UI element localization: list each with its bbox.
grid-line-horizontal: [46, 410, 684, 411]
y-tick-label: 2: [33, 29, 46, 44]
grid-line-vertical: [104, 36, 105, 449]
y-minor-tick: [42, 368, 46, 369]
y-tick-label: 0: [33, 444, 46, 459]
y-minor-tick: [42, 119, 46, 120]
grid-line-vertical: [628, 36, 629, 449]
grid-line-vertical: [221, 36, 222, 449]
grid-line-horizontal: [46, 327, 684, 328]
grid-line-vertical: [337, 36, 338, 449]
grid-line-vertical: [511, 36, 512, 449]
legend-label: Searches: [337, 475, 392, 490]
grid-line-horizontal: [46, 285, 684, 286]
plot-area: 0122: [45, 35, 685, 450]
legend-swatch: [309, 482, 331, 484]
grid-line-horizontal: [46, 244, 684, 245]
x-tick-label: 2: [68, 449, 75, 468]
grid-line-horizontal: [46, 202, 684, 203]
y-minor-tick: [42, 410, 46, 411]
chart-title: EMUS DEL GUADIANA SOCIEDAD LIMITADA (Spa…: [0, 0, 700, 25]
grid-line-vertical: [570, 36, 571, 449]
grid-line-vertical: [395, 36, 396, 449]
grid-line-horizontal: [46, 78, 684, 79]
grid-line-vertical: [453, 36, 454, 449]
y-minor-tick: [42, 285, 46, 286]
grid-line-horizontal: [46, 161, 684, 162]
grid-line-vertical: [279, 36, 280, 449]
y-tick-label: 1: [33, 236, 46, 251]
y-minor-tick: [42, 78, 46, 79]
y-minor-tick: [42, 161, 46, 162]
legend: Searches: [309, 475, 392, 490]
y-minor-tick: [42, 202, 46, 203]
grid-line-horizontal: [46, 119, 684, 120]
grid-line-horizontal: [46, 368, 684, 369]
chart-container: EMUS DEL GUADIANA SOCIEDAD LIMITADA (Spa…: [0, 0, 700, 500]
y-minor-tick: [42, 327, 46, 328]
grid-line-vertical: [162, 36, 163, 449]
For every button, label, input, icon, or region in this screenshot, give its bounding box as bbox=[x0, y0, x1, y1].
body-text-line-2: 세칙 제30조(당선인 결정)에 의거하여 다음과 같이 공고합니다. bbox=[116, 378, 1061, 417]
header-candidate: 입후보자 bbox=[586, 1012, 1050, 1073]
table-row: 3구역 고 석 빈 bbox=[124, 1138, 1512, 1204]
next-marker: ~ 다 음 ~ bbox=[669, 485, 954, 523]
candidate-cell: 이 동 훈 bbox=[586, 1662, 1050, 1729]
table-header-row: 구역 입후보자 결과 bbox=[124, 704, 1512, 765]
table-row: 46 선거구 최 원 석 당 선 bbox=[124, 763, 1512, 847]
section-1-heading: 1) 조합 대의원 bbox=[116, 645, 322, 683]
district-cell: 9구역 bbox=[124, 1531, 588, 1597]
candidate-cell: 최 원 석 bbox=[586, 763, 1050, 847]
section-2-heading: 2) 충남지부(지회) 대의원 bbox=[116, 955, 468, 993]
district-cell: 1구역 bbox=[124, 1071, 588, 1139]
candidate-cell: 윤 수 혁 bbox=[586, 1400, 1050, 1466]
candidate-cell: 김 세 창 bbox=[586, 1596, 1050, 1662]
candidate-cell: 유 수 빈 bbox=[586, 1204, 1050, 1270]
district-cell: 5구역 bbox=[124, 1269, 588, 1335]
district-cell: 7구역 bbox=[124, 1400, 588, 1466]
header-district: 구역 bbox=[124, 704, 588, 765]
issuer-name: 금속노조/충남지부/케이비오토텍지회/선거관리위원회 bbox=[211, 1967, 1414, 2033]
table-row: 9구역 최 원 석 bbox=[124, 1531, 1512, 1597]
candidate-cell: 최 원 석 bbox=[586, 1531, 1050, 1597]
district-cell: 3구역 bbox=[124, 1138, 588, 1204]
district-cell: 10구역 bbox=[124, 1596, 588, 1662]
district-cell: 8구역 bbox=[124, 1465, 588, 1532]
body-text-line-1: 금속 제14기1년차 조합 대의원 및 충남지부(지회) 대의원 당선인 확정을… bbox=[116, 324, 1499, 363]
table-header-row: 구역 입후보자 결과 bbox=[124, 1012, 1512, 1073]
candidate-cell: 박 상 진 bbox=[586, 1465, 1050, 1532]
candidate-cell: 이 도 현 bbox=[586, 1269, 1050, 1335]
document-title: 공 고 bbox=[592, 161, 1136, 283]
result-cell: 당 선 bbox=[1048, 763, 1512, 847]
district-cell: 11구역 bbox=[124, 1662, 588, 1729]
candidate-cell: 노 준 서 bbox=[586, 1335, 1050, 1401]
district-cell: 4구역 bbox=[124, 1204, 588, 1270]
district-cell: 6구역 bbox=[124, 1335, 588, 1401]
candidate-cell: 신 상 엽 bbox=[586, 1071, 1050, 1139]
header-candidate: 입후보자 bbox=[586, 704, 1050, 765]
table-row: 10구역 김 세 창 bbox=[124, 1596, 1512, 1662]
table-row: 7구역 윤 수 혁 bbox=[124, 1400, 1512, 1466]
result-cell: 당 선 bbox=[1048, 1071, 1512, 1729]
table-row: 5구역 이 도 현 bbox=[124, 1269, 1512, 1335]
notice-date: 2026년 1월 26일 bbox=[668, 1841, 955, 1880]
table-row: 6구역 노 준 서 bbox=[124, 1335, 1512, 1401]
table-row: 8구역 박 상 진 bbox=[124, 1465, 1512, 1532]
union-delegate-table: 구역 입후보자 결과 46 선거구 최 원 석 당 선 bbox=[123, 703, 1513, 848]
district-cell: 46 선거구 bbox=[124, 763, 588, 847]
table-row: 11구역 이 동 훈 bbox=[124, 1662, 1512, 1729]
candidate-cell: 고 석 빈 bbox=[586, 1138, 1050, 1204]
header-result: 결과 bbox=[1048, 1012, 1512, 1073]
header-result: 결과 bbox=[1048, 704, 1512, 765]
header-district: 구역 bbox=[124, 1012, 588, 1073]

_ _ _ _ _

• _O QUE FAZER_
Reproduza fielmente as linhas dos dados que vão do início até a linha que contém "grid-line-vertical: [628, 36, 629, 449]", incluindo ambas as extremidades.

• _RESPOSTA DA TAREFA_
UI element localization: list each with its bbox.
grid-line-horizontal: [46, 410, 684, 411]
y-tick-label: 2: [33, 29, 46, 44]
grid-line-vertical: [104, 36, 105, 449]
y-minor-tick: [42, 368, 46, 369]
y-tick-label: 0: [33, 444, 46, 459]
y-minor-tick: [42, 119, 46, 120]
grid-line-vertical: [628, 36, 629, 449]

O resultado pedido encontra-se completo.